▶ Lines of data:
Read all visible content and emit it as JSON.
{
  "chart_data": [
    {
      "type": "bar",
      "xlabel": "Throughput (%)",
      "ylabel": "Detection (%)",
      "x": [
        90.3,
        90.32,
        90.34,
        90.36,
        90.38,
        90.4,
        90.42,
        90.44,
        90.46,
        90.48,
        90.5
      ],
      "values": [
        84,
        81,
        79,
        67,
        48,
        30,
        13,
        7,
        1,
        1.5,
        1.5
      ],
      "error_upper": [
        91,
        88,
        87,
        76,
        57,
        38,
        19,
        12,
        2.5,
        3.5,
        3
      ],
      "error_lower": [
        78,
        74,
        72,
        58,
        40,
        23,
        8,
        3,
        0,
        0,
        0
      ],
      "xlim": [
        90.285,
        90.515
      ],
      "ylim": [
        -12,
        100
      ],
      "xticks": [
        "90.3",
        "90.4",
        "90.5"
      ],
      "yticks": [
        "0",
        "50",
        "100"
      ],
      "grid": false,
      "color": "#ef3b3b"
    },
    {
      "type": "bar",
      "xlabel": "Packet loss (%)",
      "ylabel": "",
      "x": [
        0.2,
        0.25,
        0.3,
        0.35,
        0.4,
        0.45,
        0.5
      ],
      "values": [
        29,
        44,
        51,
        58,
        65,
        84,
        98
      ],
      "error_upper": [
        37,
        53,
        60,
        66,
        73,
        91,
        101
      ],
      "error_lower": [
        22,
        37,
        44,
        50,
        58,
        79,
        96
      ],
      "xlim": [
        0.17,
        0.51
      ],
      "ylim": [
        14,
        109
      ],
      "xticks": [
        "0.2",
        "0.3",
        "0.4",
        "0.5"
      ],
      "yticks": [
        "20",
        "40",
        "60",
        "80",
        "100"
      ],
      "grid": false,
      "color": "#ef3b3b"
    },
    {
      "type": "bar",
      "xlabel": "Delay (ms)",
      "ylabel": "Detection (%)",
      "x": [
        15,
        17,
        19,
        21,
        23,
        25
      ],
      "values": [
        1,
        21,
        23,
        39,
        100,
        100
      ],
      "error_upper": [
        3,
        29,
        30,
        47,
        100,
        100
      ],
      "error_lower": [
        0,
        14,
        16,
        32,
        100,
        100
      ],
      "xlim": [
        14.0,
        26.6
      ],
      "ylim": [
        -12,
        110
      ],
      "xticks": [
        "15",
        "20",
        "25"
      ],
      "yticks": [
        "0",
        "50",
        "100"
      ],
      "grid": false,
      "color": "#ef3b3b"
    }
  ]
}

▶ REQUIREMENT:
Search the listing for the string "xlabel". Copy each line where it turns up.

▶ WRITTEN RESPONSE:
      "xlabel": "Throughput (%)",
      "xlabel": "Packet loss (%)",
      "xlabel": "Delay (ms)",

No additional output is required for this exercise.